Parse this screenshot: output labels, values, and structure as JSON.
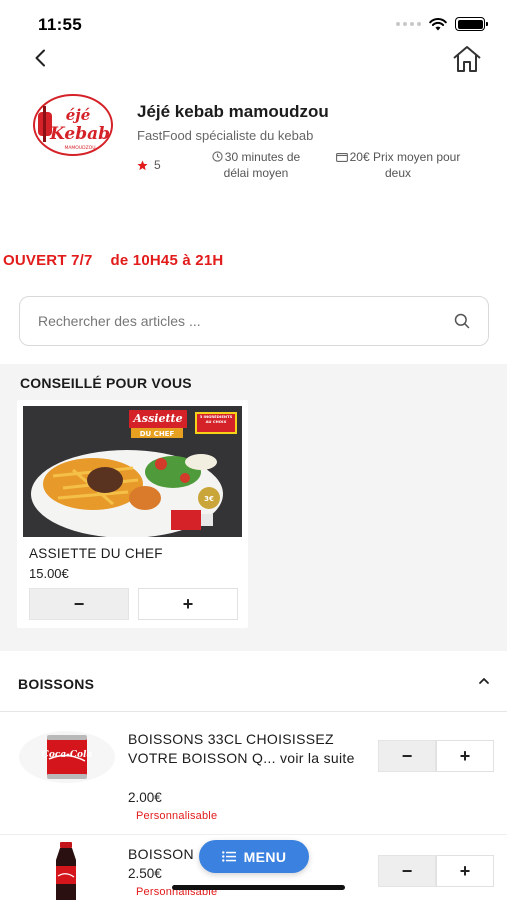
{
  "status_bar": {
    "time": "11:55"
  },
  "restaurant": {
    "logo_text_top": "éjé",
    "logo_text_bottom": "Kebab",
    "logo_tagline": "MAMOUDZOU",
    "name": "Jéjé kebab mamoudzou",
    "subtitle": "FastFood spécialiste du kebab",
    "rating": "5",
    "delivery_time_line1": "30 minutes de",
    "delivery_time_line2": "délai moyen",
    "price_line1": "20€ Prix moyen pour",
    "price_line2": "deux"
  },
  "hours": {
    "open": "OUVERT 7/7",
    "time": "de 10H45 à 21H"
  },
  "search": {
    "placeholder": "Rechercher des articles ..."
  },
  "recommended": {
    "title": "CONSEILLÉ POUR VOUS",
    "items": [
      {
        "name": "ASSIETTE DU CHEF",
        "price": "15.00€",
        "image_banner_1": "Assiette",
        "image_banner_2": "DU CHEF",
        "image_badge": "3 INGRÉDIENTS AU CHOIX",
        "image_tag": "3€"
      }
    ],
    "minus": "−",
    "plus": "+"
  },
  "category": {
    "title": "BOISSONS",
    "products": [
      {
        "name": "BOISSONS 33CL CHOISISSEZ VOTRE BOISSON Q... voir la suite",
        "price": "2.00€",
        "badge": "Personnalisable",
        "image_label": "Coca-Cola"
      },
      {
        "name": "BOISSON",
        "price": "2.50€",
        "badge": "Personnalisable"
      }
    ],
    "minus": "−",
    "plus": "+"
  },
  "fab": {
    "label": "MENU"
  },
  "colors": {
    "accent_red": "#e21b1b",
    "fab_blue": "#3b82e0"
  }
}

::::::

▶ [PROBLEM TO SOLVE]: Show every line from the listing above in which the string "BOISSONS" appears.

▶ [IN RESPONSE]:
    "title": "BOISSONS",
        "name": "BOISSONS 33CL CHOISISSEZ VOTRE BOISSON Q... voir la suite",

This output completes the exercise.